_TASK_. For the listing below, give the number of lines in which "sync" occurs. Add nothing.

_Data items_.
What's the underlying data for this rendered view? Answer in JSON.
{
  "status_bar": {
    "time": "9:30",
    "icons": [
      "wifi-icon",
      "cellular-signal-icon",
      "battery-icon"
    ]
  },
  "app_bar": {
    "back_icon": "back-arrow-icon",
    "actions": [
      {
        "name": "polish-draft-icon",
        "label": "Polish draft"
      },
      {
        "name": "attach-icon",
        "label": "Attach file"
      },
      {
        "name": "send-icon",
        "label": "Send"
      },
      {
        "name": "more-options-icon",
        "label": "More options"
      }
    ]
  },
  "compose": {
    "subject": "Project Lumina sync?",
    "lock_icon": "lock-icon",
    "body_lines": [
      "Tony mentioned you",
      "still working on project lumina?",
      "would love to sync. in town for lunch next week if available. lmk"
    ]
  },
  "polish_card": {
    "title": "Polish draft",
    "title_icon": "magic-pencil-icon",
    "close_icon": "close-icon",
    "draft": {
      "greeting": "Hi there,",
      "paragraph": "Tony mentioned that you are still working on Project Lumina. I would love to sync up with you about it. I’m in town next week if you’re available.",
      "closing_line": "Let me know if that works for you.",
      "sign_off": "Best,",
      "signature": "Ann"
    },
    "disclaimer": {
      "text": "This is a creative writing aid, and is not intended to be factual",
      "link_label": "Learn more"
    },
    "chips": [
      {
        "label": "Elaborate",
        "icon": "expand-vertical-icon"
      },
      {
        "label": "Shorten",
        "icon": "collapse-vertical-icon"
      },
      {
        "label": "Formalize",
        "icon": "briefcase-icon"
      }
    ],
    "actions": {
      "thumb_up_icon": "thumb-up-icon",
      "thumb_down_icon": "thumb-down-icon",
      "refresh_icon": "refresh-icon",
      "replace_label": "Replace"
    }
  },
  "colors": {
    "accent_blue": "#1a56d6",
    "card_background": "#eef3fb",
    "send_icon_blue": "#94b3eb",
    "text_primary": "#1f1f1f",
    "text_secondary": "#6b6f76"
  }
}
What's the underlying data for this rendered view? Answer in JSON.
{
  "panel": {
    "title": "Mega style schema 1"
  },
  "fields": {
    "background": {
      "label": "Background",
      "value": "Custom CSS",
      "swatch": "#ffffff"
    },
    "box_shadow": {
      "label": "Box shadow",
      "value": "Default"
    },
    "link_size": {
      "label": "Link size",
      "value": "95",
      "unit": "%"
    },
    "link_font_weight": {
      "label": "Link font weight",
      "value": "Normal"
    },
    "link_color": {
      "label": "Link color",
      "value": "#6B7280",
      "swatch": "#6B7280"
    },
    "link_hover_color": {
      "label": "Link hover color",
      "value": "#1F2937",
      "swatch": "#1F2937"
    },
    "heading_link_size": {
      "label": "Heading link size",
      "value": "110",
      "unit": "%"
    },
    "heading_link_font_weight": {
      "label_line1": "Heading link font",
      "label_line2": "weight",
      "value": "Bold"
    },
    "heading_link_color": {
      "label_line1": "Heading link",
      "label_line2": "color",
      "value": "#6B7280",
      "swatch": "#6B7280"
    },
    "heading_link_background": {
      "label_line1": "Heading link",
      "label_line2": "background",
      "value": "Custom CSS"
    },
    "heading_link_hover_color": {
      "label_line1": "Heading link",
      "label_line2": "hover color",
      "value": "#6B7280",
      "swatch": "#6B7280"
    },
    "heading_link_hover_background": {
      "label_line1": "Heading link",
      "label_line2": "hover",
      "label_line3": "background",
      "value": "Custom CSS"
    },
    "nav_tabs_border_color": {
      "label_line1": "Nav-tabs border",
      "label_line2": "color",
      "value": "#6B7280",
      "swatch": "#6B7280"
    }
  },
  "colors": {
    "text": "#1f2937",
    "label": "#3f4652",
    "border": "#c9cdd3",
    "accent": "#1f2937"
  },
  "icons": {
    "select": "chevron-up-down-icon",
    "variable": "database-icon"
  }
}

_RESPONSE FOR THIS EXERCISE_. 3